Stored data:
——

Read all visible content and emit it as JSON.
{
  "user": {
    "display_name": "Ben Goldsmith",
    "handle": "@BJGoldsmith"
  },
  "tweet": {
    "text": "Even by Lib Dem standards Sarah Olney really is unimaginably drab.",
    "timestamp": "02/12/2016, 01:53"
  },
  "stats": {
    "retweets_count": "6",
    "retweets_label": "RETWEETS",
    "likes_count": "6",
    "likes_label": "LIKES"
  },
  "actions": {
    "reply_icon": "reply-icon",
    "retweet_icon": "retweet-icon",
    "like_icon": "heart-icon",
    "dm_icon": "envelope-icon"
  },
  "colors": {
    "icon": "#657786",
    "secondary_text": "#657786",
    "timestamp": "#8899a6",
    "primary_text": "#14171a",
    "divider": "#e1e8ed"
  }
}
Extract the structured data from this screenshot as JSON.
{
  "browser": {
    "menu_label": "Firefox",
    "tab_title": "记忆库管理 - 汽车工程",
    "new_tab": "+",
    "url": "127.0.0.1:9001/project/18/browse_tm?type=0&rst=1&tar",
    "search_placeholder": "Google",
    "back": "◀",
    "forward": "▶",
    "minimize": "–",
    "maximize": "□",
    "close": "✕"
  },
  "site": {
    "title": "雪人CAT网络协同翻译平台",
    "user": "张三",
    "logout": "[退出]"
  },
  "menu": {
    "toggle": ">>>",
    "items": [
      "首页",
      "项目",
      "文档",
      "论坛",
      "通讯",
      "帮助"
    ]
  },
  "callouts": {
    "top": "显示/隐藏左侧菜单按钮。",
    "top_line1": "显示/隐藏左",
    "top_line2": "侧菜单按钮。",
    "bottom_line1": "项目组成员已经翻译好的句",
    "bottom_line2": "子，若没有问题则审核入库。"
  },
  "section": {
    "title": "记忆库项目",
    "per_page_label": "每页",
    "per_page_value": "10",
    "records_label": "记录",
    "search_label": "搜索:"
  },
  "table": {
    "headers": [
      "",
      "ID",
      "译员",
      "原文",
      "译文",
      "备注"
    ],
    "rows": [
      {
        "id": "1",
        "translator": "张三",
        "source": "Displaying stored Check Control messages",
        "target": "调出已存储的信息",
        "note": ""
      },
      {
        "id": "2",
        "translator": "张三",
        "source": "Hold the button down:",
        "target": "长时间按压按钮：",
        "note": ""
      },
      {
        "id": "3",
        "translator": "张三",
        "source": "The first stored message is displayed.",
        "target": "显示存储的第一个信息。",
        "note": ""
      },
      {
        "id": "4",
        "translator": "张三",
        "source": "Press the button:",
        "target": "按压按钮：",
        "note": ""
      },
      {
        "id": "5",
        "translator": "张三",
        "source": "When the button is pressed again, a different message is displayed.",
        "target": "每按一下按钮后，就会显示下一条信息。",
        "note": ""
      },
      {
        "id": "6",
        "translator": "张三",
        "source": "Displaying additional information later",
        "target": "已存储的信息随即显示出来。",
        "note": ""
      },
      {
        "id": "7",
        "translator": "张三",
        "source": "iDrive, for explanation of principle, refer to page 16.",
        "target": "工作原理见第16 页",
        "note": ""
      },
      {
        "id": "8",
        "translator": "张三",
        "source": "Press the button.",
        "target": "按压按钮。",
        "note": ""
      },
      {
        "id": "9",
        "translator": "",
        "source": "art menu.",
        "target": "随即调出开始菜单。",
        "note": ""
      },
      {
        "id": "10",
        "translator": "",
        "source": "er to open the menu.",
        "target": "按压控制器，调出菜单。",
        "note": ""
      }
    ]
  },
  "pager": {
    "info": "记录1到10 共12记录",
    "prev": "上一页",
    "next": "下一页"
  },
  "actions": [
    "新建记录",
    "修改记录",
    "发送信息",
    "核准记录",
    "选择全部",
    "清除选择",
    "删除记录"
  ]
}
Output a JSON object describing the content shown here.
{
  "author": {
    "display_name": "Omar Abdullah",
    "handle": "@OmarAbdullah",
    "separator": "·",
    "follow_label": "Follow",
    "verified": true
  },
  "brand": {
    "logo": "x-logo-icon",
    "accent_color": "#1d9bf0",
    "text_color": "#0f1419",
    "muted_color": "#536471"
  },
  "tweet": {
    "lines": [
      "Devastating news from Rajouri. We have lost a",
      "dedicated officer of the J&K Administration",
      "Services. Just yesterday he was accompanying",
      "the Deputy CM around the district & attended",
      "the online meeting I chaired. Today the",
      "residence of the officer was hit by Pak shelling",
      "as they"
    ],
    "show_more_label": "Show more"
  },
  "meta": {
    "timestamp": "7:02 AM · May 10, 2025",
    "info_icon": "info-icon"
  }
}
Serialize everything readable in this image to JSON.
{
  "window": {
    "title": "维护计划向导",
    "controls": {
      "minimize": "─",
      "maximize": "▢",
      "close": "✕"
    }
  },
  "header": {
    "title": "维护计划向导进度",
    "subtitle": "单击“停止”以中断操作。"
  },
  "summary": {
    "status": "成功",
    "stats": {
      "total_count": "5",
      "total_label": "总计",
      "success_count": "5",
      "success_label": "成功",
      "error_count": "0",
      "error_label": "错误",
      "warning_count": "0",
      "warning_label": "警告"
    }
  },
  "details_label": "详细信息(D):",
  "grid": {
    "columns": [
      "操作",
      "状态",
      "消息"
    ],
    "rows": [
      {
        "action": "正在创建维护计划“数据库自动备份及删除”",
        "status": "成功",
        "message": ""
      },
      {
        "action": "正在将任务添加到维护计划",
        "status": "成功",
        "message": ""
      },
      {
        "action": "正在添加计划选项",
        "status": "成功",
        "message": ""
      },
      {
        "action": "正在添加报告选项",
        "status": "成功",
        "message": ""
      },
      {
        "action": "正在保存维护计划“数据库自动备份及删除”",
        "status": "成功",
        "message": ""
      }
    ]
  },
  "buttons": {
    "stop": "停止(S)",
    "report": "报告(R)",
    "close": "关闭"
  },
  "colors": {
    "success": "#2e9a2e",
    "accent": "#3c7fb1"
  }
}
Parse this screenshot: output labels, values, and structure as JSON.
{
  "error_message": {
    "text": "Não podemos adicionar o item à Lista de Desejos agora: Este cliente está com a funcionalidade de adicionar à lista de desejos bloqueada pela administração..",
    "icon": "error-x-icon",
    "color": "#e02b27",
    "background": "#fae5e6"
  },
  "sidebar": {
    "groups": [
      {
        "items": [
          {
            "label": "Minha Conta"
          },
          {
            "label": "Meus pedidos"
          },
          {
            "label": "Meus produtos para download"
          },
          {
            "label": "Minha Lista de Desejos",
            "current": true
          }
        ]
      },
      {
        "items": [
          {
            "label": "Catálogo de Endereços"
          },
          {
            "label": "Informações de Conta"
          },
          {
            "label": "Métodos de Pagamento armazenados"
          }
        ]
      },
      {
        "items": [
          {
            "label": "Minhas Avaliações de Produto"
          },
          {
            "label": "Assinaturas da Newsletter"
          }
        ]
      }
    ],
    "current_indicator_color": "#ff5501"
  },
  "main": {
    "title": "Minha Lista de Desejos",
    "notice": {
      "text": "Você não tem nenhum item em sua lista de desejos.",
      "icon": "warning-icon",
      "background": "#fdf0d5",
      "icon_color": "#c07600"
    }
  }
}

——

Copy all data exactly, start to finish.

Answer for the task:
Read all visible content and emit it as JSON.
{
  "user": {
    "display_name": "Ben Goldsmith",
    "handle": "@BJGoldsmith"
  },
  "tweet": {
    "text": "Even by Lib Dem standards Sarah Olney really is unimaginably drab.",
    "timestamp": "02/12/2016, 01:53"
  },
  "stats": {
    "retweets_count": "6",
    "retweets_label": "RETWEETS",
    "likes_count": "6",
    "likes_label": "LIKES"
  },
  "actions": {
    "reply_icon": "reply-icon",
    "retweet_icon": "retweet-icon",
    "like_icon": "heart-icon",
    "dm_icon": "envelope-icon"
  },
  "colors": {
    "icon": "#657786",
    "secondary_text": "#657786",
    "timestamp": "#8899a6",
    "primary_text": "#14171a",
    "divider": "#e1e8ed"
  }
}
Extract the structured data from this screenshot as JSON.
{
  "browser": {
    "menu_label": "Firefox",
    "tab_title": "记忆库管理 - 汽车工程",
    "new_tab": "+",
    "url": "127.0.0.1:9001/project/18/browse_tm?type=0&rst=1&tar",
    "search_placeholder": "Google",
    "back": "◀",
    "forward": "▶",
    "minimize": "–",
    "maximize": "□",
    "close": "✕"
  },
  "site": {
    "title": "雪人CAT网络协同翻译平台",
    "user": "张三",
    "logout": "[退出]"
  },
  "menu": {
    "toggle": ">>>",
    "items": [
      "首页",
      "项目",
      "文档",
      "论坛",
      "通讯",
      "帮助"
    ]
  },
  "callouts": {
    "top": "显示/隐藏左侧菜单按钮。",
    "top_line1": "显示/隐藏左",
    "top_line2": "侧菜单按钮。",
    "bottom_line1": "项目组成员已经翻译好的句",
    "bottom_line2": "子，若没有问题则审核入库。"
  },
  "section": {
    "title": "记忆库项目",
    "per_page_label": "每页",
    "per_page_value": "10",
    "records_label": "记录",
    "search_label": "搜索:"
  },
  "table": {
    "headers": [
      "",
      "ID",
      "译员",
      "原文",
      "译文",
      "备注"
    ],
    "rows": [
      {
        "id": "1",
        "translator": "张三",
        "source": "Displaying stored Check Control messages",
        "target": "调出已存储的信息",
        "note": ""
      },
      {
        "id": "2",
        "translator": "张三",
        "source": "Hold the button down:",
        "target": "长时间按压按钮：",
        "note": ""
      },
      {
        "id": "3",
        "translator": "张三",
        "source": "The first stored message is displayed.",
        "target": "显示存储的第一个信息。",
        "note": ""
      },
      {
        "id": "4",
        "translator": "张三",
        "source": "Press the button:",
        "target": "按压按钮：",
        "note": ""
      },
      {
        "id": "5",
        "translator": "张三",
        "source": "When the button is pressed again, a different message is displayed.",
        "target": "每按一下按钮后，就会显示下一条信息。",
        "note": ""
      },
      {
        "id": "6",
        "translator": "张三",
        "source": "Displaying additional information later",
        "target": "已存储的信息随即显示出来。",
        "note": ""
      },
      {
        "id": "7",
        "translator": "张三",
        "source": "iDrive, for explanation of principle, refer to page 16.",
        "target": "工作原理见第16 页",
        "note": ""
      },
      {
        "id": "8",
        "translator": "张三",
        "source": "Press the button.",
        "target": "按压按钮。",
        "note": ""
      },
      {
        "id": "9",
        "translator": "",
        "source": "art menu.",
        "target": "随即调出开始菜单。",
        "note": ""
      },
      {
        "id": "10",
        "translator": "",
        "source": "er to open the menu.",
        "target": "按压控制器，调出菜单。",
        "note": ""
      }
    ]
  },
  "pager": {
    "info": "记录1到10 共12记录",
    "prev": "上一页",
    "next": "下一页"
  },
  "actions": [
    "新建记录",
    "修改记录",
    "发送信息",
    "核准记录",
    "选择全部",
    "清除选择",
    "删除记录"
  ]
}
Output a JSON object describing the content shown here.
{
  "author": {
    "display_name": "Omar Abdullah",
    "handle": "@OmarAbdullah",
    "separator": "·",
    "follow_label": "Follow",
    "verified": true
  },
  "brand": {
    "logo": "x-logo-icon",
    "accent_color": "#1d9bf0",
    "text_color": "#0f1419",
    "muted_color": "#536471"
  },
  "tweet": {
    "lines": [
      "Devastating news from Rajouri. We have lost a",
      "dedicated officer of the J&K Administration",
      "Services. Just yesterday he was accompanying",
      "the Deputy CM around the district & attended",
      "the online meeting I chaired. Today the",
      "residence of the officer was hit by Pak shelling",
      "as they"
    ],
    "show_more_label": "Show more"
  },
  "meta": {
    "timestamp": "7:02 AM · May 10, 2025",
    "info_icon": "info-icon"
  }
}
Serialize everything readable in this image to JSON.
{
  "window": {
    "title": "维护计划向导",
    "controls": {
      "minimize": "─",
      "maximize": "▢",
      "close": "✕"
    }
  },
  "header": {
    "title": "维护计划向导进度",
    "subtitle": "单击“停止”以中断操作。"
  },
  "summary": {
    "status": "成功",
    "stats": {
      "total_count": "5",
      "total_label": "总计",
      "success_count": "5",
      "success_label": "成功",
      "error_count": "0",
      "error_label": "错误",
      "warning_count": "0",
      "warning_label": "警告"
    }
  },
  "details_label": "详细信息(D):",
  "grid": {
    "columns": [
      "操作",
      "状态",
      "消息"
    ],
    "rows": [
      {
        "action": "正在创建维护计划“数据库自动备份及删除”",
        "status": "成功",
        "message": ""
      },
      {
        "action": "正在将任务添加到维护计划",
        "status": "成功",
        "message": ""
      },
      {
        "action": "正在添加计划选项",
        "status": "成功",
        "message": ""
      },
      {
        "action": "正在添加报告选项",
        "status": "成功",
        "message": ""
      },
      {
        "action": "正在保存维护计划“数据库自动备份及删除”",
        "status": "成功",
        "message": ""
      }
    ]
  },
  "buttons": {
    "stop": "停止(S)",
    "report": "报告(R)",
    "close": "关闭"
  },
  "colors": {
    "success": "#2e9a2e",
    "accent": "#3c7fb1"
  }
}
Parse this screenshot: output labels, values, and structure as JSON.
{
  "error_message": {
    "text": "Não podemos adicionar o item à Lista de Desejos agora: Este cliente está com a funcionalidade de adicionar à lista de desejos bloqueada pela administração..",
    "icon": "error-x-icon",
    "color": "#e02b27",
    "background": "#fae5e6"
  },
  "sidebar": {
    "groups": [
      {
        "items": [
          {
            "label": "Minha Conta"
          },
          {
            "label": "Meus pedidos"
          },
          {
            "label": "Meus produtos para download"
          },
          {
            "label": "Minha Lista de Desejos",
            "current": true
          }
        ]
      },
      {
        "items": [
          {
            "label": "Catálogo de Endereços"
          },
          {
            "label": "Informações de Conta"
          },
          {
            "label": "Métodos de Pagamento armazenados"
          }
        ]
      },
      {
        "items": [
          {
            "label": "Minhas Avaliações de Produto"
          },
          {
            "label": "Assinaturas da Newsletter"
          }
        ]
      }
    ],
    "current_indicator_color": "#ff5501"
  },
  "main": {
    "title": "Minha Lista de Desejos",
    "notice": {
      "text": "Você não tem nenhum item em sua lista de desejos.",
      "icon": "warning-icon",
      "background": "#fdf0d5",
      "icon_color": "#c07600"
    }
  }
}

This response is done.